Job:
Pick out the lines below with "Ways" and list them.

Entries shown:
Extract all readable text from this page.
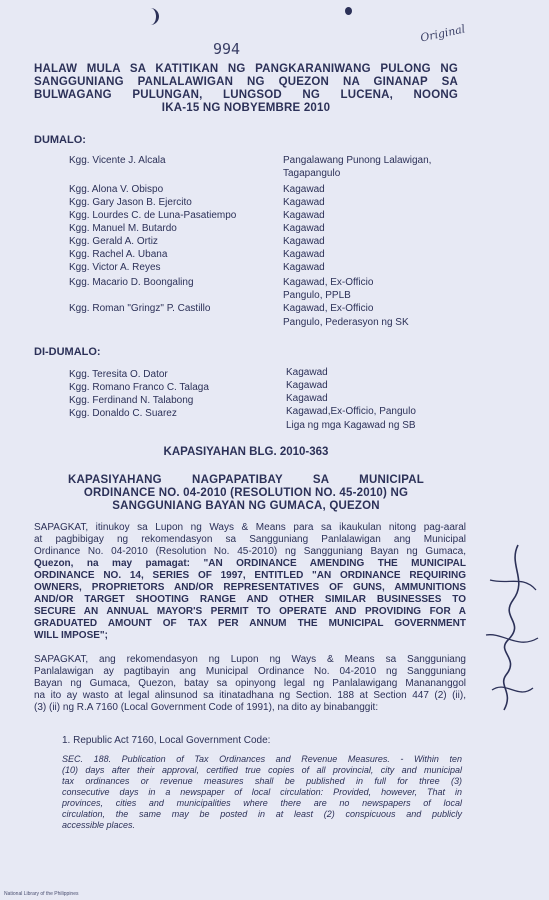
994
Original
HALAW MULA SA KATITIKAN NG PANGKARANIWANG PULONG NG
SANGGUNIANG PANLALAWIGAN NG QUEZON NA GINANAP SA
BULWAGANG PULUNGAN, LUNGSOD NG LUCENA, NOONG
IKA-15 NG NOBYEMBRE 2010
DUMALO:
Kgg. Vicente J. Alcala	Pangalawang Punong Lalawigan,
Tagapangulo
Kgg. Alona V. Obispo	Kagawad
Kgg. Gary Jason B. Ejercito	Kagawad
Kgg. Lourdes C. de Luna-Pasatiempo	Kagawad
Kgg. Manuel M. Butardo	Kagawad
Kgg. Gerald A. Ortiz	Kagawad
Kgg. Rachel A. Ubana	Kagawad
Kgg. Victor A. Reyes	Kagawad
Kgg. Macario D. Boongaling	Kagawad, Ex-Officio
Pangulo, PPLB
Kgg. Roman "Gringz" P. Castillo	Kagawad, Ex-Officio
Pangulo, Pederasyon ng SK
DI-DUMALO:
Kgg. Teresita O. Dator	Kagawad
Kgg. Romano Franco C. Talaga	Kagawad
Kgg. Ferdinand N. Talabong	Kagawad
Kgg. Donaldo C. Suarez	Kagawad,Ex-Officio, Pangulo
Liga ng mga Kagawad ng SB
KAPASIYAHAN BLG. 2010-363
KAPASIYAHANG NAGPAPATIBAY SA MUNICIPAL
ORDINANCE NO. 04-2010 (RESOLUTION NO. 45-2010) NG
SANGGUNIANG BAYAN NG GUMACA, QUEZON
SAPAGKAT, itinukoy sa Lupon ng Ways & Means para sa ikaukulan nitong pag-aaral
at pagbibigay ng rekomendasyon sa Sangguniang Panlalawigan ang Municipal
Ordinance No. 04-2010 (Resolution No. 45-2010) ng Sangguniang Bayan ng Gumaca,
Quezon, na may pamagat: "AN ORDINANCE AMENDING THE MUNICIPAL
ORDINANCE NO. 14, SERIES OF 1997, ENTITLED "AN ORDINANCE REQUIRING
OWNERS, PROPRIETORS AND/OR REPRESENTATIVES OF GUNS, AMMUNITIONS
AND/OR TARGET SHOOTING RANGE AND OTHER SIMILAR BUSINESSES TO
SECURE AN ANNUAL MAYOR'S PERMIT TO OPERATE AND PROVIDING FOR A
GRADUATED AMOUNT OF TAX PER ANNUM THE MUNICIPAL GOVERNMENT
WILL IMPOSE";
SAPAGKAT, ang rekomendasyon ng Lupon ng Ways & Means sa Sangguniang
Panlalawigan ay pagtibayin ang Municipal Ordinance No. 04-2010 ng Sangguniang
Bayan ng Gumaca, Quezon, batay sa opinyong legal ng Panlalawigang Manananggol
na ito ay wasto at legal alinsunod sa itinatadhana ng Section. 188 at Section 447 (2) (ii),
(3) (ii) ng R.A 7160 (Local Government Code of 1991), na dito ay binabanggit:
1. Republic Act 7160, Local Government Code:
SEC. 188. Publication of Tax Ordinances and Revenue Measures. - Within ten
(10) days after their approval, certified true copies of all provincial, city and municipal
tax ordinances or revenue measures shall be published in full for three (3)
consecutive days in a newspaper of local circulation: Provided, however, That in
provinces, cities and municipalities where there are no newspapers of local
circulation, the same may be posted in at least (2) conspicuous and publicly
accessible places.
National Library of the Philippines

Answer:
SAPAGKAT, itinukoy sa Lupon ng Ways & Means para sa ikaukulan nitong pag-aaral
SAPAGKAT, ang rekomendasyon ng Lupon ng Ways & Means sa Sangguniang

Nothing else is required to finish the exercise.